[START OF EXTRACTED ENTRIES]

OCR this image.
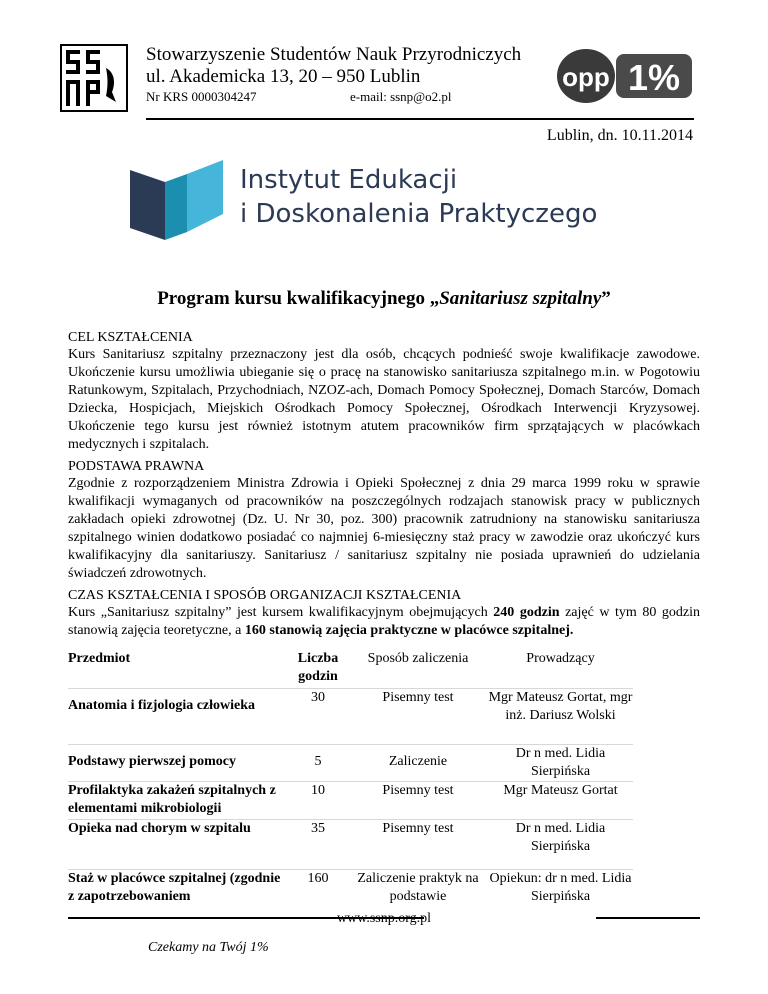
Stowarzyszenie Studentów Nauk Przyrodniczych
ul. Akademicka 13, 20 – 950 Lublin
Nr KRS 0000304247	e-mail: ssnp@o2.pl
opp 1%
Lublin, dn. 10.11.2014
Instytut Edukacji
i Doskonalenia Praktyczego
Program kursu kwalifikacyjnego „Sanitariusz szpitalny”
CEL KSZTAŁCENIA
Kurs Sanitariusz szpitalny przeznaczony jest dla osób, chcących podnieść swoje kwalifikacje zawodowe. Ukończenie kursu umożliwia ubieganie się o pracę na stanowisko sanitariusza szpitalnego m.in. w Pogotowiu Ratunkowym, Szpitalach, Przychodniach, NZOZ-ach, Domach Pomocy Społecznej, Domach Starców, Domach Dziecka, Hospicjach, Miejskich Ośrodkach Pomocy Społecznej, Ośrodkach Interwencji Kryzysowej. Ukończenie tego kursu jest również istotnym atutem pracowników firm sprzątających w placówkach medycznych i szpitalach.
PODSTAWA PRAWNA
Zgodnie z rozporządzeniem Ministra Zdrowia i Opieki Społecznej z dnia 29 marca 1999 roku w sprawie kwalifikacji wymaganych od pracowników na poszczególnych rodzajach stanowisk pracy w publicznych zakładach opieki zdrowotnej (Dz. U. Nr 30, poz. 300) pracownik zatrudniony na stanowisku sanitariusza szpitalnego winien dodatkowo posiadać co najmniej 6-miesięczny staż pracy w zawodzie oraz ukończyć kurs kwalifikacyjny dla sanitariuszy. Sanitariusz / sanitariusz szpitalny nie posiada uprawnień do udzielania świadczeń zdrowotnych.
CZAS KSZTAŁCENIA I SPOSÓB ORGANIZACJI KSZTAŁCENIA
Kurs „Sanitariusz szpitalny” jest kursem kwalifikacyjnym obejmujących 240 godzin zajęć w tym 80 godzin stanowią zajęcia teoretyczne, a 160 stanowią zajęcia praktyczne w placówce szpitalnej.
Przedmiot	Liczba godzin	Sposób zaliczenia	Prowadzący
Anatomia i fizjologia człowieka	30	Pisemny test	Mgr Mateusz Gortat, mgr inż. Dariusz Wolski
Podstawy pierwszej pomocy	5	Zaliczenie	Dr n med. Lidia Sierpińska
Profilaktyka zakażeń szpitalnych z elementami mikrobiologii	10	Pisemny test	Mgr Mateusz Gortat
Opieka nad chorym w szpitalu	35	Pisemny test	Dr n med. Lidia Sierpińska
Staż w placówce szpitalnej (zgodnie z zapotrzebowaniem	160	Zaliczenie praktyk na podstawie	Opiekun: dr n med. Lidia Sierpińska
www.ssnp.org.pl
Czekamy na Twój 1%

[END OF EXTRACTED ENTRIES]

## [WHAT IS ASKED]
Each line of the data is to be duplicated exactly; pictures stay out of the copy.

## [FULL OUTPUT]
OCR this image.
Stowarzyszenie Studentów Nauk Przyrodniczych
ul. Akademicka 13, 20 – 950 Lublin
Nr KRS 0000304247	e-mail: ssnp@o2.pl
opp 1%
Lublin, dn. 10.11.2014
Instytut Edukacji
i Doskonalenia Praktyczego
Program kursu kwalifikacyjnego „Sanitariusz szpitalny”
CEL KSZTAŁCENIA
Kurs Sanitariusz szpitalny przeznaczony jest dla osób, chcących podnieść swoje kwalifikacje zawodowe. Ukończenie kursu umożliwia ubieganie się o pracę na stanowisko sanitariusza szpitalnego m.in. w Pogotowiu Ratunkowym, Szpitalach, Przychodniach, NZOZ-ach, Domach Pomocy Społecznej, Domach Starców, Domach Dziecka, Hospicjach, Miejskich Ośrodkach Pomocy Społecznej, Ośrodkach Interwencji Kryzysowej. Ukończenie tego kursu jest również istotnym atutem pracowników firm sprzątających w placówkach medycznych i szpitalach.
PODSTAWA PRAWNA
Zgodnie z rozporządzeniem Ministra Zdrowia i Opieki Społecznej z dnia 29 marca 1999 roku w sprawie kwalifikacji wymaganych od pracowników na poszczególnych rodzajach stanowisk pracy w publicznych zakładach opieki zdrowotnej (Dz. U. Nr 30, poz. 300) pracownik zatrudniony na stanowisku sanitariusza szpitalnego winien dodatkowo posiadać co najmniej 6-miesięczny staż pracy w zawodzie oraz ukończyć kurs kwalifikacyjny dla sanitariuszy. Sanitariusz / sanitariusz szpitalny nie posiada uprawnień do udzielania świadczeń zdrowotnych.
CZAS KSZTAŁCENIA I SPOSÓB ORGANIZACJI KSZTAŁCENIA
Kurs „Sanitariusz szpitalny” jest kursem kwalifikacyjnym obejmujących 240 godzin zajęć w tym 80 godzin stanowią zajęcia teoretyczne, a 160 stanowią zajęcia praktyczne w placówce szpitalnej.
Przedmiot	Liczba godzin	Sposób zaliczenia	Prowadzący
Anatomia i fizjologia człowieka	30	Pisemny test	Mgr Mateusz Gortat, mgr inż. Dariusz Wolski
Podstawy pierwszej pomocy	5	Zaliczenie	Dr n med. Lidia Sierpińska
Profilaktyka zakażeń szpitalnych z elementami mikrobiologii	10	Pisemny test	Mgr Mateusz Gortat
Opieka nad chorym w szpitalu	35	Pisemny test	Dr n med. Lidia Sierpińska
Staż w placówce szpitalnej (zgodnie z zapotrzebowaniem	160	Zaliczenie praktyk na podstawie	Opiekun: dr n med. Lidia Sierpińska
www.ssnp.org.pl
Czekamy na Twój 1%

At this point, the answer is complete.